Beginning with the line containing "OCR this image." and ending with the last line, repeat the records exactly.

-------- Data shown

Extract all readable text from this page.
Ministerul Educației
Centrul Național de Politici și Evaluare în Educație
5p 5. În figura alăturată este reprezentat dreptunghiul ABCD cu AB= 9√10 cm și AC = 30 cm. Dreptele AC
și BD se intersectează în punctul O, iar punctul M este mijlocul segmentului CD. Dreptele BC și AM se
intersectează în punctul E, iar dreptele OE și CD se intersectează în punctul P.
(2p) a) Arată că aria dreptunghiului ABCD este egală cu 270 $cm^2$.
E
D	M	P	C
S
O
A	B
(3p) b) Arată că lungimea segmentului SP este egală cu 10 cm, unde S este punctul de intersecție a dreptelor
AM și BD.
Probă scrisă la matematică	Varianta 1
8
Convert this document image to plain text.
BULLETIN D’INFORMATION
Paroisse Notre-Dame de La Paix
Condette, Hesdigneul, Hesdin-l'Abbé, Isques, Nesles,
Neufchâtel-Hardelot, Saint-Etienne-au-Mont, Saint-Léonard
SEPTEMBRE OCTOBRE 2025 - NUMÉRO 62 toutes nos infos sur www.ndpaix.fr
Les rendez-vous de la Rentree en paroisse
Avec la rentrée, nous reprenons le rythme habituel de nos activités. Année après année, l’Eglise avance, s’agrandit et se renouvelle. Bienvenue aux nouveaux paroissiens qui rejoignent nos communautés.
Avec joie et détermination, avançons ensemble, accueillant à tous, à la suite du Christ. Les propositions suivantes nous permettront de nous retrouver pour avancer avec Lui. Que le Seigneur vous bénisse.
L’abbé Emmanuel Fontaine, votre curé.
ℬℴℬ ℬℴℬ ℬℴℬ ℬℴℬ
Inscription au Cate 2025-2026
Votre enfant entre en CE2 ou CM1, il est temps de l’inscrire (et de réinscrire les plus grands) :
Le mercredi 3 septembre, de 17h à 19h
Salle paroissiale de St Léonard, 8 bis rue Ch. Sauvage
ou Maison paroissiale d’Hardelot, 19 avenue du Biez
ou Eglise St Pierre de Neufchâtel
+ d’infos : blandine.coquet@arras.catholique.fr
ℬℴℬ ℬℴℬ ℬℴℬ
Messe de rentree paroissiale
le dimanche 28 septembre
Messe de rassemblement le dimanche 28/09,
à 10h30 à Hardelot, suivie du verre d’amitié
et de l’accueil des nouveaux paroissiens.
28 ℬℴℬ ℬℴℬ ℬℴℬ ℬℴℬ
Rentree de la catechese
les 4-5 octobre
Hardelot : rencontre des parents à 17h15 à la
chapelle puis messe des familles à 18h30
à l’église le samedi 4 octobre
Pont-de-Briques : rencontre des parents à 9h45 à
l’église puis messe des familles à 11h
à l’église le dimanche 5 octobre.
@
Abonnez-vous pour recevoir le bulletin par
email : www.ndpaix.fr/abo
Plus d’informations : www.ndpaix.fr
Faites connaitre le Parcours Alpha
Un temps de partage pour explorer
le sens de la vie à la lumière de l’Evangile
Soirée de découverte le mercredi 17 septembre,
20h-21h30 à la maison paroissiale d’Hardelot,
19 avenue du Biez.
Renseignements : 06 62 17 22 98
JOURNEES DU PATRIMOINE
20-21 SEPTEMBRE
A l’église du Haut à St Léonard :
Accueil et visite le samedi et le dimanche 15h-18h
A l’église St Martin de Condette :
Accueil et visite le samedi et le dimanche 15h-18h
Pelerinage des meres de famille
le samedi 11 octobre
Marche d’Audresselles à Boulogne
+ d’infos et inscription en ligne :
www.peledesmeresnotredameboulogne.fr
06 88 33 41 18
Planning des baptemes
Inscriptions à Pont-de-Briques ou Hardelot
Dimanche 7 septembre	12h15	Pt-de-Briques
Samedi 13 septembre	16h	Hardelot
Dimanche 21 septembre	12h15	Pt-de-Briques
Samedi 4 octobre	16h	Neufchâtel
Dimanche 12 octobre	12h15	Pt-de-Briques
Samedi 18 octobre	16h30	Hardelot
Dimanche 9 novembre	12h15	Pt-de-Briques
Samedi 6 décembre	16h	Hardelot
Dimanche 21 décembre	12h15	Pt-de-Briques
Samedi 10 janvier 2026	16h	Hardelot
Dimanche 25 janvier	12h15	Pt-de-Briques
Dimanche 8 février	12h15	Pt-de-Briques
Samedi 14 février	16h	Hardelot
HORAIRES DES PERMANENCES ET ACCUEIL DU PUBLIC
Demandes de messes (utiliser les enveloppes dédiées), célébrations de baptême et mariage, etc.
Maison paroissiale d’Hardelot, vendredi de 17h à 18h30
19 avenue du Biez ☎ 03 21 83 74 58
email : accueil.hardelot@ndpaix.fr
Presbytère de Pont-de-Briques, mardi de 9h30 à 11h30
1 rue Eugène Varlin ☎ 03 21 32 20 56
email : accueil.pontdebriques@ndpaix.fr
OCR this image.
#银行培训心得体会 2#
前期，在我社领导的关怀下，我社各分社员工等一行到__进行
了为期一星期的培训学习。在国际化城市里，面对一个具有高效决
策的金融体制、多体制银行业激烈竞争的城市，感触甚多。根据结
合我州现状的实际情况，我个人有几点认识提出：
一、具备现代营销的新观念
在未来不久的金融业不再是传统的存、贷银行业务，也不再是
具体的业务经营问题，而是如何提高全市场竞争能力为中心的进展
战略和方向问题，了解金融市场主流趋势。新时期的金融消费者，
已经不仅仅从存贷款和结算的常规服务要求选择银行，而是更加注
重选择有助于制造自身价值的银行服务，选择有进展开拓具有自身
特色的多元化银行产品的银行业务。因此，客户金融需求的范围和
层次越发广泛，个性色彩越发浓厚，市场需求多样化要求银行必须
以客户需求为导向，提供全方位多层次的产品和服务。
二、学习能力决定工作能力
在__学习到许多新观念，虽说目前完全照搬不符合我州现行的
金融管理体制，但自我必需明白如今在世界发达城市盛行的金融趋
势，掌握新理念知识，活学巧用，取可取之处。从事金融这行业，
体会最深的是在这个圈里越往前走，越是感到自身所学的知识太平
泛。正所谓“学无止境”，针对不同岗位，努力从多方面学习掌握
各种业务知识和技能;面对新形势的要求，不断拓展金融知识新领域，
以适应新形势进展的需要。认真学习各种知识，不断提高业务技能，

----------------

• _Expected output_:
OCR this image.
#银行培训心得体会 2#
前期，在我社领导的关怀下，我社各分社员工等一行到__进行
了为期一星期的培训学习。在国际化城市里，面对一个具有高效决
策的金融体制、多体制银行业激烈竞争的城市，感触甚多。根据结
合我州现状的实际情况，我个人有几点认识提出：
一、具备现代营销的新观念
在未来不久的金融业不再是传统的存、贷银行业务，也不再是
具体的业务经营问题，而是如何提高全市场竞争能力为中心的进展
战略和方向问题，了解金融市场主流趋势。新时期的金融消费者，
已经不仅仅从存贷款和结算的常规服务要求选择银行，而是更加注
重选择有助于制造自身价值的银行服务，选择有进展开拓具有自身
特色的多元化银行产品的银行业务。因此，客户金融需求的范围和
层次越发广泛，个性色彩越发浓厚，市场需求多样化要求银行必须
以客户需求为导向，提供全方位多层次的产品和服务。
二、学习能力决定工作能力
在__学习到许多新观念，虽说目前完全照搬不符合我州现行的
金融管理体制，但自我必需明白如今在世界发达城市盛行的金融趋
势，掌握新理念知识，活学巧用，取可取之处。从事金融这行业，
体会最深的是在这个圈里越往前走，越是感到自身所学的知识太平
泛。正所谓“学无止境”，针对不同岗位，努力从多方面学习掌握
各种业务知识和技能;面对新形势的要求，不断拓展金融知识新领域，
以适应新形势进展的需要。认真学习各种知识，不断提高业务技能，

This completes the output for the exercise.